DIRECTIONS> Every entry that follows should be reproduced exactly.

DATA LINES>
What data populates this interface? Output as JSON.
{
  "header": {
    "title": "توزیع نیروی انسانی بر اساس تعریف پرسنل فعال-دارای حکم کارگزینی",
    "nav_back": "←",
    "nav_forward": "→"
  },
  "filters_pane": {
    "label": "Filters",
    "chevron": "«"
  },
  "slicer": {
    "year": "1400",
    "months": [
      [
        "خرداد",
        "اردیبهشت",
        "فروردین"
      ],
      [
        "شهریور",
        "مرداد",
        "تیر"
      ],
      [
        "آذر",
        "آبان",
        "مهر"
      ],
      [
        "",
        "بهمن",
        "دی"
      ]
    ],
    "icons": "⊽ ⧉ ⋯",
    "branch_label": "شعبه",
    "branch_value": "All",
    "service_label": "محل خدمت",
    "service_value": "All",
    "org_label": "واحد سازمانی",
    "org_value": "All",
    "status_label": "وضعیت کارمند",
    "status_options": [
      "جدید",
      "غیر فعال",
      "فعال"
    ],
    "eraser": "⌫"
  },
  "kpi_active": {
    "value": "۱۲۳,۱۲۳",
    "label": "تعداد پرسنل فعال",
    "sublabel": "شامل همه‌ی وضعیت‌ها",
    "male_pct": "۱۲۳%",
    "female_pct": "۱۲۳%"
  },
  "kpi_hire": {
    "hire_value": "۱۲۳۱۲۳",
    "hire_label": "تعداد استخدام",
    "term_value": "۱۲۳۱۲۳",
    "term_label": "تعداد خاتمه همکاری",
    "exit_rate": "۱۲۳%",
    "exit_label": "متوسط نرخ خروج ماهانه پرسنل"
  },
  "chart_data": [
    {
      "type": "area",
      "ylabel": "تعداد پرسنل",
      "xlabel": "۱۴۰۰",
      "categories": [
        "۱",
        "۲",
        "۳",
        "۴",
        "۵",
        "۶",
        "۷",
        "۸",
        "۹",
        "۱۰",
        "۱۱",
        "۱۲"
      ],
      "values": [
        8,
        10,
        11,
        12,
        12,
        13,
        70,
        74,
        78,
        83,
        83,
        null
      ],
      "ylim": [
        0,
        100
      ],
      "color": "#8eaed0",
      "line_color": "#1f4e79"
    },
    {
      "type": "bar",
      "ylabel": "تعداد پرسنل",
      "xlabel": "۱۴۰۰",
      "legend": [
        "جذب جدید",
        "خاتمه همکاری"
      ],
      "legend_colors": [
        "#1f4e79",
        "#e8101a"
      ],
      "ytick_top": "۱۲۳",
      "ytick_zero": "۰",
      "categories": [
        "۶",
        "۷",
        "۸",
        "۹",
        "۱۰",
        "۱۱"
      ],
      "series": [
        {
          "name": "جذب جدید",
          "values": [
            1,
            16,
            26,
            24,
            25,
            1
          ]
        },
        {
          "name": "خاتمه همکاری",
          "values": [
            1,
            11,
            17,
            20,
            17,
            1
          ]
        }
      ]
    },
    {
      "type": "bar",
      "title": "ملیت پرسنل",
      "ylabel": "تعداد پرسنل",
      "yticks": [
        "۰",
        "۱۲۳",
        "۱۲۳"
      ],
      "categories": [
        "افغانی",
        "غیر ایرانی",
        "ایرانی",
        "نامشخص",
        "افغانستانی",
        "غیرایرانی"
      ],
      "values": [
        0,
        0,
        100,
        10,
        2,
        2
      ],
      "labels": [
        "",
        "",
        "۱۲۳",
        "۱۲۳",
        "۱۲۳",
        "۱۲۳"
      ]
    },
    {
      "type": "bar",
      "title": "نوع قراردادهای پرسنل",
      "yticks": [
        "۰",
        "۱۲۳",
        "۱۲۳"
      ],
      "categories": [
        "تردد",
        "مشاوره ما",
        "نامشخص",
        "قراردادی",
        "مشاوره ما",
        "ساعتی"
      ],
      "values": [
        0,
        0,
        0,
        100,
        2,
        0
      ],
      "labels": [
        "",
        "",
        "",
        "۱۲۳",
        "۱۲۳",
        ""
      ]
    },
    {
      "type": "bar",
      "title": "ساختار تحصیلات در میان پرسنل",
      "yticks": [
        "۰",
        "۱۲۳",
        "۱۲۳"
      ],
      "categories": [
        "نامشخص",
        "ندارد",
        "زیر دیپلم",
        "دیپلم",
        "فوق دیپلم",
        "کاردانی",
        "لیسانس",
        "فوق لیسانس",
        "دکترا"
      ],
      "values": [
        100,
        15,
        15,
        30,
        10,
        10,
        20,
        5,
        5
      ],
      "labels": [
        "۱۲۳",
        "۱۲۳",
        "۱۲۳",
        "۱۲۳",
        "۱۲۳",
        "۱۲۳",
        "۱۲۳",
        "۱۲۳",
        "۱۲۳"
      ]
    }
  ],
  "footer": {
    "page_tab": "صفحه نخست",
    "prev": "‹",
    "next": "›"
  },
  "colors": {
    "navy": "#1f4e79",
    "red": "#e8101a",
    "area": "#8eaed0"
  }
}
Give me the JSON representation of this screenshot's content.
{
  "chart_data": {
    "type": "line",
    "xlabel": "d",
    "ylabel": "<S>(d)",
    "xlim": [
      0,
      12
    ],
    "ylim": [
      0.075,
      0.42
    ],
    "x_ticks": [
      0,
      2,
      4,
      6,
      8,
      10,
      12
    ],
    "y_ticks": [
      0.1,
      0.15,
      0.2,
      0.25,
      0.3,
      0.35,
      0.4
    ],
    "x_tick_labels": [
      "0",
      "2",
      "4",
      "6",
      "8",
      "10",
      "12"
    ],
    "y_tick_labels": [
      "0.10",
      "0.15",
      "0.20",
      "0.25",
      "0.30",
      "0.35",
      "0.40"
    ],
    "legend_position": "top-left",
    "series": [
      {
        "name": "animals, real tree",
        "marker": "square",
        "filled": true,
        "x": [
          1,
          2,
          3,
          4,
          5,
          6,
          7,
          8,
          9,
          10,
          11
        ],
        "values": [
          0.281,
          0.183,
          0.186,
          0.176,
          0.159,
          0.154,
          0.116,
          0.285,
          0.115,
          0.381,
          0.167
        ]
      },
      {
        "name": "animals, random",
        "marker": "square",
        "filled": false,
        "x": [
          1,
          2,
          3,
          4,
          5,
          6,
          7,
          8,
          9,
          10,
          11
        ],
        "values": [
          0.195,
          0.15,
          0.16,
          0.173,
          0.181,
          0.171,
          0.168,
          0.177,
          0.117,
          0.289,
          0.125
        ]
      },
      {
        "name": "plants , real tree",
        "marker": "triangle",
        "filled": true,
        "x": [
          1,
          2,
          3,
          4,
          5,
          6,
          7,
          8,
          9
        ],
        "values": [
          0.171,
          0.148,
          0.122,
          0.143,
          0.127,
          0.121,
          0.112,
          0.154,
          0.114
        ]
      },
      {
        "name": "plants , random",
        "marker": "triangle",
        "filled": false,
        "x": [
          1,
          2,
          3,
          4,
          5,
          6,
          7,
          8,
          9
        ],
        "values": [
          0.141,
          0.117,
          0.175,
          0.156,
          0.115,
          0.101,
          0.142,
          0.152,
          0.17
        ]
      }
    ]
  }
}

REPLY TO THE TASK>
What data populates this interface? Output as JSON.
{
  "header": {
    "title": "توزیع نیروی انسانی بر اساس تعریف پرسنل فعال-دارای حکم کارگزینی",
    "nav_back": "←",
    "nav_forward": "→"
  },
  "filters_pane": {
    "label": "Filters",
    "chevron": "«"
  },
  "slicer": {
    "year": "1400",
    "months": [
      [
        "خرداد",
        "اردیبهشت",
        "فروردین"
      ],
      [
        "شهریور",
        "مرداد",
        "تیر"
      ],
      [
        "آذر",
        "آبان",
        "مهر"
      ],
      [
        "",
        "بهمن",
        "دی"
      ]
    ],
    "icons": "⊽ ⧉ ⋯",
    "branch_label": "شعبه",
    "branch_value": "All",
    "service_label": "محل خدمت",
    "service_value": "All",
    "org_label": "واحد سازمانی",
    "org_value": "All",
    "status_label": "وضعیت کارمند",
    "status_options": [
      "جدید",
      "غیر فعال",
      "فعال"
    ],
    "eraser": "⌫"
  },
  "kpi_active": {
    "value": "۱۲۳,۱۲۳",
    "label": "تعداد پرسنل فعال",
    "sublabel": "شامل همه‌ی وضعیت‌ها",
    "male_pct": "۱۲۳%",
    "female_pct": "۱۲۳%"
  },
  "kpi_hire": {
    "hire_value": "۱۲۳۱۲۳",
    "hire_label": "تعداد استخدام",
    "term_value": "۱۲۳۱۲۳",
    "term_label": "تعداد خاتمه همکاری",
    "exit_rate": "۱۲۳%",
    "exit_label": "متوسط نرخ خروج ماهانه پرسنل"
  },
  "chart_data": [
    {
      "type": "area",
      "ylabel": "تعداد پرسنل",
      "xlabel": "۱۴۰۰",
      "categories": [
        "۱",
        "۲",
        "۳",
        "۴",
        "۵",
        "۶",
        "۷",
        "۸",
        "۹",
        "۱۰",
        "۱۱",
        "۱۲"
      ],
      "values": [
        8,
        10,
        11,
        12,
        12,
        13,
        70,
        74,
        78,
        83,
        83,
        null
      ],
      "ylim": [
        0,
        100
      ],
      "color": "#8eaed0",
      "line_color": "#1f4e79"
    },
    {
      "type": "bar",
      "ylabel": "تعداد پرسنل",
      "xlabel": "۱۴۰۰",
      "legend": [
        "جذب جدید",
        "خاتمه همکاری"
      ],
      "legend_colors": [
        "#1f4e79",
        "#e8101a"
      ],
      "ytick_top": "۱۲۳",
      "ytick_zero": "۰",
      "categories": [
        "۶",
        "۷",
        "۸",
        "۹",
        "۱۰",
        "۱۱"
      ],
      "series": [
        {
          "name": "جذب جدید",
          "values": [
            1,
            16,
            26,
            24,
            25,
            1
          ]
        },
        {
          "name": "خاتمه همکاری",
          "values": [
            1,
            11,
            17,
            20,
            17,
            1
          ]
        }
      ]
    },
    {
      "type": "bar",
      "title": "ملیت پرسنل",
      "ylabel": "تعداد پرسنل",
      "yticks": [
        "۰",
        "۱۲۳",
        "۱۲۳"
      ],
      "categories": [
        "افغانی",
        "غیر ایرانی",
        "ایرانی",
        "نامشخص",
        "افغانستانی",
        "غیرایرانی"
      ],
      "values": [
        0,
        0,
        100,
        10,
        2,
        2
      ],
      "labels": [
        "",
        "",
        "۱۲۳",
        "۱۲۳",
        "۱۲۳",
        "۱۲۳"
      ]
    },
    {
      "type": "bar",
      "title": "نوع قراردادهای پرسنل",
      "yticks": [
        "۰",
        "۱۲۳",
        "۱۲۳"
      ],
      "categories": [
        "تردد",
        "مشاوره ما",
        "نامشخص",
        "قراردادی",
        "مشاوره ما",
        "ساعتی"
      ],
      "values": [
        0,
        0,
        0,
        100,
        2,
        0
      ],
      "labels": [
        "",
        "",
        "",
        "۱۲۳",
        "۱۲۳",
        ""
      ]
    },
    {
      "type": "bar",
      "title": "ساختار تحصیلات در میان پرسنل",
      "yticks": [
        "۰",
        "۱۲۳",
        "۱۲۳"
      ],
      "categories": [
        "نامشخص",
        "ندارد",
        "زیر دیپلم",
        "دیپلم",
        "فوق دیپلم",
        "کاردانی",
        "لیسانس",
        "فوق لیسانس",
        "دکترا"
      ],
      "values": [
        100,
        15,
        15,
        30,
        10,
        10,
        20,
        5,
        5
      ],
      "labels": [
        "۱۲۳",
        "۱۲۳",
        "۱۲۳",
        "۱۲۳",
        "۱۲۳",
        "۱۲۳",
        "۱۲۳",
        "۱۲۳",
        "۱۲۳"
      ]
    }
  ],
  "footer": {
    "page_tab": "صفحه نخست",
    "prev": "‹",
    "next": "›"
  },
  "colors": {
    "navy": "#1f4e79",
    "red": "#e8101a",
    "area": "#8eaed0"
  }
}
Give me the JSON representation of this screenshot's content.
{
  "chart_data": {
    "type": "line",
    "xlabel": "d",
    "ylabel": "<S>(d)",
    "xlim": [
      0,
      12
    ],
    "ylim": [
      0.075,
      0.42
    ],
    "x_ticks": [
      0,
      2,
      4,
      6,
      8,
      10,
      12
    ],
    "y_ticks": [
      0.1,
      0.15,
      0.2,
      0.25,
      0.3,
      0.35,
      0.4
    ],
    "x_tick_labels": [
      "0",
      "2",
      "4",
      "6",
      "8",
      "10",
      "12"
    ],
    "y_tick_labels": [
      "0.10",
      "0.15",
      "0.20",
      "0.25",
      "0.30",
      "0.35",
      "0.40"
    ],
    "legend_position": "top-left",
    "series": [
      {
        "name": "animals, real tree",
        "marker": "square",
        "filled": true,
        "x": [
          1,
          2,
          3,
          4,
          5,
          6,
          7,
          8,
          9,
          10,
          11
        ],
        "values": [
          0.281,
          0.183,
          0.186,
          0.176,
          0.159,
          0.154,
          0.116,
          0.285,
          0.115,
          0.381,
          0.167
        ]
      },
      {
        "name": "animals, random",
        "marker": "square",
        "filled": false,
        "x": [
          1,
          2,
          3,
          4,
          5,
          6,
          7,
          8,
          9,
          10,
          11
        ],
        "values": [
          0.195,
          0.15,
          0.16,
          0.173,
          0.181,
          0.171,
          0.168,
          0.177,
          0.117,
          0.289,
          0.125
        ]
      },
      {
        "name": "plants , real tree",
        "marker": "triangle",
        "filled": true,
        "x": [
          1,
          2,
          3,
          4,
          5,
          6,
          7,
          8,
          9
        ],
        "values": [
          0.171,
          0.148,
          0.122,
          0.143,
          0.127,
          0.121,
          0.112,
          0.154,
          0.114
        ]
      },
      {
        "name": "plants , random",
        "marker": "triangle",
        "filled": false,
        "x": [
          1,
          2,
          3,
          4,
          5,
          6,
          7,
          8,
          9
        ],
        "values": [
          0.141,
          0.117,
          0.175,
          0.156,
          0.115,
          0.101,
          0.142,
          0.152,
          0.17
        ]
      }
    ]
  }
}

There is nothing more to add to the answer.